• EXERCISE: Separate out the lines that hold "adjustment".

• DATA EXTRACT:
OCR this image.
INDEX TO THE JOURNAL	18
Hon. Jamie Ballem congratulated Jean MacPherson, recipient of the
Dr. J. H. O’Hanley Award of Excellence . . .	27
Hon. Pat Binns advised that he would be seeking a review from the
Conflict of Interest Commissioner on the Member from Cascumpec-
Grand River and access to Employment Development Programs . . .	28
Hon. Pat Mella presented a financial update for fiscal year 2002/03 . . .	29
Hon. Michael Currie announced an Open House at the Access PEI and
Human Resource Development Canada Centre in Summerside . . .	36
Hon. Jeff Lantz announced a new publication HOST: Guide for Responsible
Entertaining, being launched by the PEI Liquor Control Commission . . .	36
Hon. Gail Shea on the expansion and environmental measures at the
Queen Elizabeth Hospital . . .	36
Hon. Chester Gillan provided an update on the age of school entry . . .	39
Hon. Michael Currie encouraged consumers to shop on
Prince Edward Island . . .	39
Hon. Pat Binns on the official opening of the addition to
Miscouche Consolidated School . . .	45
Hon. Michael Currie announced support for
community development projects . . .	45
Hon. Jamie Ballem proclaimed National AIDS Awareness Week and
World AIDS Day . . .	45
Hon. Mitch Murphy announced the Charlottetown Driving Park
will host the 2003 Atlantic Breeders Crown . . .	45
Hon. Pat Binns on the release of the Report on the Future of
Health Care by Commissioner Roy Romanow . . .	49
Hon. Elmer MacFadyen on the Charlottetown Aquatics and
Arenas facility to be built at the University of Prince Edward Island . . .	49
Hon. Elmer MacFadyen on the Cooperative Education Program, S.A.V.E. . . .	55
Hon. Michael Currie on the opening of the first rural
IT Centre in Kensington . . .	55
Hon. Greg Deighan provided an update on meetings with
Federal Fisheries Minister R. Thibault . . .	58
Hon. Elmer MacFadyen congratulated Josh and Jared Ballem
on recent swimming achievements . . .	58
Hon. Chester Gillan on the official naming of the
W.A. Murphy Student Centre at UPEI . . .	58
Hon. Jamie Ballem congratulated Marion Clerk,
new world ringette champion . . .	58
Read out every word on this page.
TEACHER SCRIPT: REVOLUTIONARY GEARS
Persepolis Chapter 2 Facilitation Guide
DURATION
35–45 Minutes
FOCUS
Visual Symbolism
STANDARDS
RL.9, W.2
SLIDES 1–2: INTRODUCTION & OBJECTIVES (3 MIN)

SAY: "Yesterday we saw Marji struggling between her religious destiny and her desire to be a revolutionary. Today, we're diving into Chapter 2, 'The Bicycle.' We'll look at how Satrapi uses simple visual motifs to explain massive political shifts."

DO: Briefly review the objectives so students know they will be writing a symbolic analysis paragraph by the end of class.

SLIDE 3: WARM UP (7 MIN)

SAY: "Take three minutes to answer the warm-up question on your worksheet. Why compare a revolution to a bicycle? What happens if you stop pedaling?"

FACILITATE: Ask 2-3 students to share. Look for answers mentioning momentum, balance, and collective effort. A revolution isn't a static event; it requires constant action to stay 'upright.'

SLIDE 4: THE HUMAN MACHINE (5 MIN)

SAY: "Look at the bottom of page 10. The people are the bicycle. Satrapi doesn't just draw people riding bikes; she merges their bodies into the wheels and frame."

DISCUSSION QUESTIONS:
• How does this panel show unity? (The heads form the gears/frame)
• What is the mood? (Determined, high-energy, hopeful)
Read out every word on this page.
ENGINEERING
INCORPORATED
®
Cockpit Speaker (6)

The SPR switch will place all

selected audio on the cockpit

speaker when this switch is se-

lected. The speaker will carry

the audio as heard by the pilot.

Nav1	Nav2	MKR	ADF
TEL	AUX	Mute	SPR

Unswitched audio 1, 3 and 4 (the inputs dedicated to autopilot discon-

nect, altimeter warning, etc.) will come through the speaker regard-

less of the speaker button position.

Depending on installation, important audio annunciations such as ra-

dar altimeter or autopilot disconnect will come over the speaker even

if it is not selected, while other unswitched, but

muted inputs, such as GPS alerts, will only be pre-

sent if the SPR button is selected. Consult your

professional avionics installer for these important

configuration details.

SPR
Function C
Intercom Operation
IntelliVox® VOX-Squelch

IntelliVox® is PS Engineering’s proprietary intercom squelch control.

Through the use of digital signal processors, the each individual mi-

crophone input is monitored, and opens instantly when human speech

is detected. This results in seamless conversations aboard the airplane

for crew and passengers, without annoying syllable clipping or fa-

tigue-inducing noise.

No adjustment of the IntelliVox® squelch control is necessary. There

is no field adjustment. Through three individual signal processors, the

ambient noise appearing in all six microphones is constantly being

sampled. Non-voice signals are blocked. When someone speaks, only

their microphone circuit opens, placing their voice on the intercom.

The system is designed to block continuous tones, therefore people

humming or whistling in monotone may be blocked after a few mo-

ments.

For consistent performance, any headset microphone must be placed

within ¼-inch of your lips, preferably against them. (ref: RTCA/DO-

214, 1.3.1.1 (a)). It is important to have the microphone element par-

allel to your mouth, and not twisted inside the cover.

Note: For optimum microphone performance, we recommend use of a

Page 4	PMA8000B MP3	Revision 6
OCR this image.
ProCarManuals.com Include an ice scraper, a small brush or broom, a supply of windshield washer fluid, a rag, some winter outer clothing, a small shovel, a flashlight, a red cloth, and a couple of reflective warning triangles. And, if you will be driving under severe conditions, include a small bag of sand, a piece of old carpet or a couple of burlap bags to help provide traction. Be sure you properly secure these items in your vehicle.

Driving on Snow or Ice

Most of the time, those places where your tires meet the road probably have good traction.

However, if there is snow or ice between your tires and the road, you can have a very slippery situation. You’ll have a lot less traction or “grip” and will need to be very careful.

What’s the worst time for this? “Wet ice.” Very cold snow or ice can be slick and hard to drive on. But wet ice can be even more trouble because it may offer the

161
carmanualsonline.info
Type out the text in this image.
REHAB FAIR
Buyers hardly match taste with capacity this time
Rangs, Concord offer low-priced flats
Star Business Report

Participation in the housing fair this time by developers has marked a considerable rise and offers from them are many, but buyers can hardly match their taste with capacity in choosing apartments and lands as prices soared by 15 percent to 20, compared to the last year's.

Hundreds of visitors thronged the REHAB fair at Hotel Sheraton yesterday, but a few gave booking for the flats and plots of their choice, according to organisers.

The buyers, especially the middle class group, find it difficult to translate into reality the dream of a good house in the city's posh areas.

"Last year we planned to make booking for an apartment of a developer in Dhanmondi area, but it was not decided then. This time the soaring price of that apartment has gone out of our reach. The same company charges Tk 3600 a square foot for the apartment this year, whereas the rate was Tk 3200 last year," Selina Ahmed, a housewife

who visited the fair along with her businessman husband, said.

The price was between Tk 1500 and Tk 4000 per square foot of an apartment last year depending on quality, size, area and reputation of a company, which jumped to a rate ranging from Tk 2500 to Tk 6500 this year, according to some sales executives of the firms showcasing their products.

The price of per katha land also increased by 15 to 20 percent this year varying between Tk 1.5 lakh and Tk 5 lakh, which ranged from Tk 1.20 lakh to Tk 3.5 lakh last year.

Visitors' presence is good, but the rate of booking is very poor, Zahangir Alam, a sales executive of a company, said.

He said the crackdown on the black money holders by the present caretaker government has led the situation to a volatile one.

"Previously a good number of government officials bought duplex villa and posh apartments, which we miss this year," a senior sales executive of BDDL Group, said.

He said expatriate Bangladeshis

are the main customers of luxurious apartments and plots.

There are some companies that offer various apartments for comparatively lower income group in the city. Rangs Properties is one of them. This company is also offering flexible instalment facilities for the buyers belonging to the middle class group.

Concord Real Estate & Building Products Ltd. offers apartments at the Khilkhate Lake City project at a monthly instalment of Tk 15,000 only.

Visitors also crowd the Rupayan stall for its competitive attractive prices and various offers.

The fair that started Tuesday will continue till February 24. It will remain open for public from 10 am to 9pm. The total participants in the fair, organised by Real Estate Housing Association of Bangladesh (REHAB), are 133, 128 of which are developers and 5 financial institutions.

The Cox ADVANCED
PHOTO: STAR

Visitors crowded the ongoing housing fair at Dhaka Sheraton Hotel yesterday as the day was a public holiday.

• SOLVED PROBLEM:
No adjustment of the IntelliVox® squelch control is necessary. There
is no field adjustment. Through three individual signal processors, the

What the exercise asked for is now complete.